WHAT TO WORK ON: Take the records underneath and set them down exactly.

═════ DATA ROWS ═════

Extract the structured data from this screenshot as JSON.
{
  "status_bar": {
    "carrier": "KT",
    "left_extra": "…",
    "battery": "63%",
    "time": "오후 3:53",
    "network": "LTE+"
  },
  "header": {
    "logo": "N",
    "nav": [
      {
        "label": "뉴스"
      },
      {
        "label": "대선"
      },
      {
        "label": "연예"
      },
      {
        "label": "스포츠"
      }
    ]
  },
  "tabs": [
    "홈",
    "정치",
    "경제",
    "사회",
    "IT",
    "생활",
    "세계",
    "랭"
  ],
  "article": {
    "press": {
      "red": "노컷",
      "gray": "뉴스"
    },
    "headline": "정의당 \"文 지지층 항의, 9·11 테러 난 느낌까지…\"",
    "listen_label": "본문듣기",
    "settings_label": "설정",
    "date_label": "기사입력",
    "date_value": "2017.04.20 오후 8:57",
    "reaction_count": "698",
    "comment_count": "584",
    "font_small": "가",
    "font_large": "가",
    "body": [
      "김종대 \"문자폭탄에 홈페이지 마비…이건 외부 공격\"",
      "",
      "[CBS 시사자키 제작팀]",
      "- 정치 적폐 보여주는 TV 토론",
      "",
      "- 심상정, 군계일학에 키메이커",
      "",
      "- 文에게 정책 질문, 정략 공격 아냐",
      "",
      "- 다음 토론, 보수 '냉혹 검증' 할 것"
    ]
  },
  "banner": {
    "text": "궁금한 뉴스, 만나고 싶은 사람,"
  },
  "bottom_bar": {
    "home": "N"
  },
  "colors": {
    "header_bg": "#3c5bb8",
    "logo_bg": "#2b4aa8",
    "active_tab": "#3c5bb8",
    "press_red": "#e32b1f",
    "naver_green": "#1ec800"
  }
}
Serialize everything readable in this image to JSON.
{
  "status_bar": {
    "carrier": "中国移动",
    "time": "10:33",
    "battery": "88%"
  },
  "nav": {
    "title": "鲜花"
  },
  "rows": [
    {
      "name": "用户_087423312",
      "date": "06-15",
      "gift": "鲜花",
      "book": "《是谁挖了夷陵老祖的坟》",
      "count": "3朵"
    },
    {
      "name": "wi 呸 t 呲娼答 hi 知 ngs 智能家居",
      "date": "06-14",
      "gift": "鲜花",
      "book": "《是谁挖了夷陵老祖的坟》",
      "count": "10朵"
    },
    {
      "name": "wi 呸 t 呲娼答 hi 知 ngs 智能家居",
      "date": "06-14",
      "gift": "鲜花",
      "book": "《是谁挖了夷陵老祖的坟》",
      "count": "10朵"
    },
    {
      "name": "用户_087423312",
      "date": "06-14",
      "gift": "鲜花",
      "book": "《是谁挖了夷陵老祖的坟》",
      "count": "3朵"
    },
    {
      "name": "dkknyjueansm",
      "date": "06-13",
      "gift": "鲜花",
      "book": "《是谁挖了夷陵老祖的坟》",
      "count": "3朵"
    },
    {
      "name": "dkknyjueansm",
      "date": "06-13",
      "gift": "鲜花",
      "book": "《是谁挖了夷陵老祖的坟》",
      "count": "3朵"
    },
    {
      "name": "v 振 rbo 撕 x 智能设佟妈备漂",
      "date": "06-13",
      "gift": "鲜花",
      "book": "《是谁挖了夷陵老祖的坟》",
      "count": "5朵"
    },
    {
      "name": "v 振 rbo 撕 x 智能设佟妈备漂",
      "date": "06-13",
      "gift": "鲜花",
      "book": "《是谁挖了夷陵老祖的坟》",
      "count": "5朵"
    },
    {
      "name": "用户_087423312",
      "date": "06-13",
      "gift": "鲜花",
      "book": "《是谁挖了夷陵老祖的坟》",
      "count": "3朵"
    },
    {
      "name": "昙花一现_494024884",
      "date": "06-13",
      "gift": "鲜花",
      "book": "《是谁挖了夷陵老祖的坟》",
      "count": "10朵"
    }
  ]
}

═════

TASK OUTPUT:
Extract the structured data from this screenshot as JSON.
{
  "status_bar": {
    "carrier": "KT",
    "left_extra": "…",
    "battery": "63%",
    "time": "오후 3:53",
    "network": "LTE+"
  },
  "header": {
    "logo": "N",
    "nav": [
      {
        "label": "뉴스"
      },
      {
        "label": "대선"
      },
      {
        "label": "연예"
      },
      {
        "label": "스포츠"
      }
    ]
  },
  "tabs": [
    "홈",
    "정치",
    "경제",
    "사회",
    "IT",
    "생활",
    "세계",
    "랭"
  ],
  "article": {
    "press": {
      "red": "노컷",
      "gray": "뉴스"
    },
    "headline": "정의당 \"文 지지층 항의, 9·11 테러 난 느낌까지…\"",
    "listen_label": "본문듣기",
    "settings_label": "설정",
    "date_label": "기사입력",
    "date_value": "2017.04.20 오후 8:57",
    "reaction_count": "698",
    "comment_count": "584",
    "font_small": "가",
    "font_large": "가",
    "body": [
      "김종대 \"문자폭탄에 홈페이지 마비…이건 외부 공격\"",
      "",
      "[CBS 시사자키 제작팀]",
      "- 정치 적폐 보여주는 TV 토론",
      "",
      "- 심상정, 군계일학에 키메이커",
      "",
      "- 文에게 정책 질문, 정략 공격 아냐",
      "",
      "- 다음 토론, 보수 '냉혹 검증' 할 것"
    ]
  },
  "banner": {
    "text": "궁금한 뉴스, 만나고 싶은 사람,"
  },
  "bottom_bar": {
    "home": "N"
  },
  "colors": {
    "header_bg": "#3c5bb8",
    "logo_bg": "#2b4aa8",
    "active_tab": "#3c5bb8",
    "press_red": "#e32b1f",
    "naver_green": "#1ec800"
  }
}
Serialize everything readable in this image to JSON.
{
  "status_bar": {
    "carrier": "中国移动",
    "time": "10:33",
    "battery": "88%"
  },
  "nav": {
    "title": "鲜花"
  },
  "rows": [
    {
      "name": "用户_087423312",
      "date": "06-15",
      "gift": "鲜花",
      "book": "《是谁挖了夷陵老祖的坟》",
      "count": "3朵"
    },
    {
      "name": "wi 呸 t 呲娼答 hi 知 ngs 智能家居",
      "date": "06-14",
      "gift": "鲜花",
      "book": "《是谁挖了夷陵老祖的坟》",
      "count": "10朵"
    },
    {
      "name": "wi 呸 t 呲娼答 hi 知 ngs 智能家居",
      "date": "06-14",
      "gift": "鲜花",
      "book": "《是谁挖了夷陵老祖的坟》",
      "count": "10朵"
    },
    {
      "name": "用户_087423312",
      "date": "06-14",
      "gift": "鲜花",
      "book": "《是谁挖了夷陵老祖的坟》",
      "count": "3朵"
    },
    {
      "name": "dkknyjueansm",
      "date": "06-13",
      "gift": "鲜花",
      "book": "《是谁挖了夷陵老祖的坟》",
      "count": "3朵"
    },
    {
      "name": "dkknyjueansm",
      "date": "06-13",
      "gift": "鲜花",
      "book": "《是谁挖了夷陵老祖的坟》",
      "count": "3朵"
    },
    {
      "name": "v 振 rbo 撕 x 智能设佟妈备漂",
      "date": "06-13",
      "gift": "鲜花",
      "book": "《是谁挖了夷陵老祖的坟》",
      "count": "5朵"
    },
    {
      "name": "v 振 rbo 撕 x 智能设佟妈备漂",
      "date": "06-13",
      "gift": "鲜花",
      "book": "《是谁挖了夷陵老祖的坟》",
      "count": "5朵"
    },
    {
      "name": "用户_087423312",
      "date": "06-13",
      "gift": "鲜花",
      "book": "《是谁挖了夷陵老祖的坟》",
      "count": "3朵"
    },
    {
      "name": "昙花一现_494024884",
      "date": "06-13",
      "gift": "鲜花",
      "book": "《是谁挖了夷陵老祖的坟》",
      "count": "10朵"
    }
  ]
}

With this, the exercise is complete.